Exercise | Reproduce the material in full, unchanged.
-- Start Stored data --
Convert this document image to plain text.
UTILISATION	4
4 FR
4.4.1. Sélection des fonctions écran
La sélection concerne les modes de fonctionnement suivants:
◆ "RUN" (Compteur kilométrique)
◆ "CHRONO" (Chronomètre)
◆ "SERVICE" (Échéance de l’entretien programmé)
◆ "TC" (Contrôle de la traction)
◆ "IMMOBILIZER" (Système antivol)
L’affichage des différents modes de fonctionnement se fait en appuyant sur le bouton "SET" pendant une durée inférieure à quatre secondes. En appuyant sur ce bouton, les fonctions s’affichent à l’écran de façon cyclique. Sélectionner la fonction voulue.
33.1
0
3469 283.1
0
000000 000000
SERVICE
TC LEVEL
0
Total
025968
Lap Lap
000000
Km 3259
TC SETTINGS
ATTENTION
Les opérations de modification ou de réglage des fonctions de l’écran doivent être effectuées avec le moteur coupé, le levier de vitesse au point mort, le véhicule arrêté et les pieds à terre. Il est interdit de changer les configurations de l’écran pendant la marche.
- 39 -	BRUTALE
-- End Stored data --
The output |
Convert this document image to plain text.
UTILISATION	4
4 FR
4.4.1. Sélection des fonctions écran
La sélection concerne les modes de fonctionnement suivants:
◆ "RUN" (Compteur kilométrique)
◆ "CHRONO" (Chronomètre)
◆ "SERVICE" (Échéance de l’entretien programmé)
◆ "TC" (Contrôle de la traction)
◆ "IMMOBILIZER" (Système antivol)
L’affichage des différents modes de fonctionnement se fait en appuyant sur le bouton "SET" pendant une durée inférieure à quatre secondes. En appuyant sur ce bouton, les fonctions s’affichent à l’écran de façon cyclique. Sélectionner la fonction voulue.
33.1
0
3469 283.1
0
000000 000000
SERVICE
TC LEVEL
0
Total
025968
Lap Lap
000000
Km 3259
TC SETTINGS
ATTENTION
Les opérations de modification ou de réglage des fonctions de l’écran doivent être effectuées avec le moteur coupé, le levier de vitesse au point mort, le véhicule arrêté et les pieds à terre. Il est interdit de changer les configurations de l’écran pendant la marche.
- 39 -	BRUTALE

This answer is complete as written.